#### Problem statement
Look through the material below. Copy every line with the string "奇门终身命盘解读" in it.

#### Data entries
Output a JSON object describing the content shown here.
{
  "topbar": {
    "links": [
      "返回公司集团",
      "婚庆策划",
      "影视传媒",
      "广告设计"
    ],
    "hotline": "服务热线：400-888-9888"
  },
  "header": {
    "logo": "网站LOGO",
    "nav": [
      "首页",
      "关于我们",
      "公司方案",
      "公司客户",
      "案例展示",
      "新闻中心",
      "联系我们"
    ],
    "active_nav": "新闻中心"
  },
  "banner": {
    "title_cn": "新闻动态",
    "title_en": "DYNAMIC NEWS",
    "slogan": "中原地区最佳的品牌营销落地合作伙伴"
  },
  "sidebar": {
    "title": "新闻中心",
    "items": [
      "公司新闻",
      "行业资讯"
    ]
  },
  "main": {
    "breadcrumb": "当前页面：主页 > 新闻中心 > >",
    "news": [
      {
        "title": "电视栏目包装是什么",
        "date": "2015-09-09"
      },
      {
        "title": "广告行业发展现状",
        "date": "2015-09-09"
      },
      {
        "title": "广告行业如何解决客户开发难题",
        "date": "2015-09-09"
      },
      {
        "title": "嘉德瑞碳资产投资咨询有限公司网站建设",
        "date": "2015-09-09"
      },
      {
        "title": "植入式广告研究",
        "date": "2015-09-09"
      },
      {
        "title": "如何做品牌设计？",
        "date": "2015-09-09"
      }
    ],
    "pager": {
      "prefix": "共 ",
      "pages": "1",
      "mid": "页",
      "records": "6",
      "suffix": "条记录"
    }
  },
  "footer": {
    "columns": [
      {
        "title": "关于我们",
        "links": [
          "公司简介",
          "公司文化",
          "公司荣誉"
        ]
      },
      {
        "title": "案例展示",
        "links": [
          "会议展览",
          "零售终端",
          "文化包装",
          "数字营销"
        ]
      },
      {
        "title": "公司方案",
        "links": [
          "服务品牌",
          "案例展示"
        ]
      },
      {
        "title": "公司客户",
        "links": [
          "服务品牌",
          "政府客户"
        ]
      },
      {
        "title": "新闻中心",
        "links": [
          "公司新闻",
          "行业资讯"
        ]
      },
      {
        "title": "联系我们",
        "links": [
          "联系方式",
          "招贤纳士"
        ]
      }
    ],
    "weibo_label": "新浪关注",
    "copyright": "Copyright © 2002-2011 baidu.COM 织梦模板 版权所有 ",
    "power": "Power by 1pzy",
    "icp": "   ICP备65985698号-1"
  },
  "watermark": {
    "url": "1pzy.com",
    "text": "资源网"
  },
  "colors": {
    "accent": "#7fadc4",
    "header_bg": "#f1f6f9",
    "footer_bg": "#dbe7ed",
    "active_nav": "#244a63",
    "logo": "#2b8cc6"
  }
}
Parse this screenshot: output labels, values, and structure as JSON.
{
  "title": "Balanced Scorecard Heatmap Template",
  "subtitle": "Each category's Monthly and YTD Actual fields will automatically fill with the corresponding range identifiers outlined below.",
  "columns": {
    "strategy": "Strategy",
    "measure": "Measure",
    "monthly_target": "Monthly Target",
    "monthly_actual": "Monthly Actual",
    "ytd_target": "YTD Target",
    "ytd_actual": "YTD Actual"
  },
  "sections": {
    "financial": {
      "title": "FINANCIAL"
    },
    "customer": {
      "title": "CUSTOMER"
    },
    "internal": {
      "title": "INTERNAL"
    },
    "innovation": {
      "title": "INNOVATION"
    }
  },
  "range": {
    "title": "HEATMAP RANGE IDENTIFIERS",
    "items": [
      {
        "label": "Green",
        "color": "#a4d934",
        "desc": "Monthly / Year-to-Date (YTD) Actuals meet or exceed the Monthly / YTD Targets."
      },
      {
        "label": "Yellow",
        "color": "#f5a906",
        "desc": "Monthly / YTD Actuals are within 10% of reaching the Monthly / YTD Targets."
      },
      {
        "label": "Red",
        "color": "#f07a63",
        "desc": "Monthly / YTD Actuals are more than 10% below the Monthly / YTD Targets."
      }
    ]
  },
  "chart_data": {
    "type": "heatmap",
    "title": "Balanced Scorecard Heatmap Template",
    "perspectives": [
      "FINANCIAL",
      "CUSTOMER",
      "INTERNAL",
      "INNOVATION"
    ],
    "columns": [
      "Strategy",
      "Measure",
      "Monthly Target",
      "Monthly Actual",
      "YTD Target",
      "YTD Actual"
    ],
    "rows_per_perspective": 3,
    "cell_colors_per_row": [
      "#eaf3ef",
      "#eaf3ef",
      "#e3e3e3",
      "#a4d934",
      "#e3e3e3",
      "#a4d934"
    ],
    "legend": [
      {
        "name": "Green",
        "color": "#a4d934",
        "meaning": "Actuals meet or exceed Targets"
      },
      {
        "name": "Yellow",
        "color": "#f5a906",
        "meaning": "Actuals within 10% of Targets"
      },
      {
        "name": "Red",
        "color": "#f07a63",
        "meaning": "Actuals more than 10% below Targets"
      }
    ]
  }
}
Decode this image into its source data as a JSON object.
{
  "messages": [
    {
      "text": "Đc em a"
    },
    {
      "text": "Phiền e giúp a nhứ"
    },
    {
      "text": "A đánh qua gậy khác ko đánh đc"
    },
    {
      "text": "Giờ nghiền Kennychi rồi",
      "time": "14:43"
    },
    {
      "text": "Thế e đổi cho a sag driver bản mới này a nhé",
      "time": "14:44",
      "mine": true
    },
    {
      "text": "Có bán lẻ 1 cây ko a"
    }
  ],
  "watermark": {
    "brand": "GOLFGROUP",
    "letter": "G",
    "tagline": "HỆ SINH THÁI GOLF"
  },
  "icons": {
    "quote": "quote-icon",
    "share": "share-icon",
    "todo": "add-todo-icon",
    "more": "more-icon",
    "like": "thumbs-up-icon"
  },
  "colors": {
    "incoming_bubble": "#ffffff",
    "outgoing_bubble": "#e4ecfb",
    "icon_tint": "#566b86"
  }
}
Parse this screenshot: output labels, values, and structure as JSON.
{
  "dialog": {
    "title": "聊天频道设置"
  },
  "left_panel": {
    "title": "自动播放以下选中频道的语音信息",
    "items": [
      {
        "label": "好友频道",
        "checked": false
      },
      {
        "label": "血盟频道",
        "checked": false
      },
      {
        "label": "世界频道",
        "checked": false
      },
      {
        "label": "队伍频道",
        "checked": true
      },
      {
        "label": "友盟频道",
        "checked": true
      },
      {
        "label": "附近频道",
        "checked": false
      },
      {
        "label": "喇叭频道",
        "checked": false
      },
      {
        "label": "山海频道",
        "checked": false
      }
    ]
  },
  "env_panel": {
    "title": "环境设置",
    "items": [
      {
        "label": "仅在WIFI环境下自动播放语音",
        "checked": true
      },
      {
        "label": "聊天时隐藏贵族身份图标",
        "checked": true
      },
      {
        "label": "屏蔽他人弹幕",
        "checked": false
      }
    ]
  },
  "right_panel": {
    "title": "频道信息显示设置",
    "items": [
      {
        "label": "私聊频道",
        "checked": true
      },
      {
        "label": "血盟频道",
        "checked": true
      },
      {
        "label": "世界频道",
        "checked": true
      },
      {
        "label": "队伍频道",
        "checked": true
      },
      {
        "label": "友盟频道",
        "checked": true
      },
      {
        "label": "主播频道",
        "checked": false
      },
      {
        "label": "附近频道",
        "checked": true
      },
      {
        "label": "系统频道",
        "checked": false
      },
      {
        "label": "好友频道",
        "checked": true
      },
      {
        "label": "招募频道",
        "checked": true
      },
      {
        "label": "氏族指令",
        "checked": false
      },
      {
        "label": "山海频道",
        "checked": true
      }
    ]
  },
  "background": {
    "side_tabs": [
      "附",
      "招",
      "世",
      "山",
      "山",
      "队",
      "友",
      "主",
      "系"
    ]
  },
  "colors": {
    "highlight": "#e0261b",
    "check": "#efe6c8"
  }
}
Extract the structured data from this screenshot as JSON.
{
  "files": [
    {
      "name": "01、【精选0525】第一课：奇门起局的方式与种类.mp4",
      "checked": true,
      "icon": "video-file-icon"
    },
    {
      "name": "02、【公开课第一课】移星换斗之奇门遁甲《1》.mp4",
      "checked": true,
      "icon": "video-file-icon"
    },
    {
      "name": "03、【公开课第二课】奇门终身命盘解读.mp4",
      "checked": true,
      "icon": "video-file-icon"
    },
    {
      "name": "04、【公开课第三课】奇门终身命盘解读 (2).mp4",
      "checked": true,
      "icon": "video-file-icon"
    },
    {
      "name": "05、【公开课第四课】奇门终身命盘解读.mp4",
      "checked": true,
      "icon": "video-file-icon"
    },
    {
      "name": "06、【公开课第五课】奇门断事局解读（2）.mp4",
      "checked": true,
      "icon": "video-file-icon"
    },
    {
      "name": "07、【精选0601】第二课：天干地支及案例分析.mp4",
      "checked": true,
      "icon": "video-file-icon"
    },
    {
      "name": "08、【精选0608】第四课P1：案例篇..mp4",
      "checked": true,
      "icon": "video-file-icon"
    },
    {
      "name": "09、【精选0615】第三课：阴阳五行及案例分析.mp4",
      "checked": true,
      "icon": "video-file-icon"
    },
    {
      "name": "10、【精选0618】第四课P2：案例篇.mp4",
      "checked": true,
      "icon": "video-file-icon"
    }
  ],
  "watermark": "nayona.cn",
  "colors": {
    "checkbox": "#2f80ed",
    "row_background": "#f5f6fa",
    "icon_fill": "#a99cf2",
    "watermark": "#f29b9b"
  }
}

#### Output for this task
      "name": "03、【公开课第二课】奇门终身命盘解读.mp4",
      "name": "04、【公开课第三课】奇门终身命盘解读 (2).mp4",
      "name": "05、【公开课第四课】奇门终身命盘解读.mp4",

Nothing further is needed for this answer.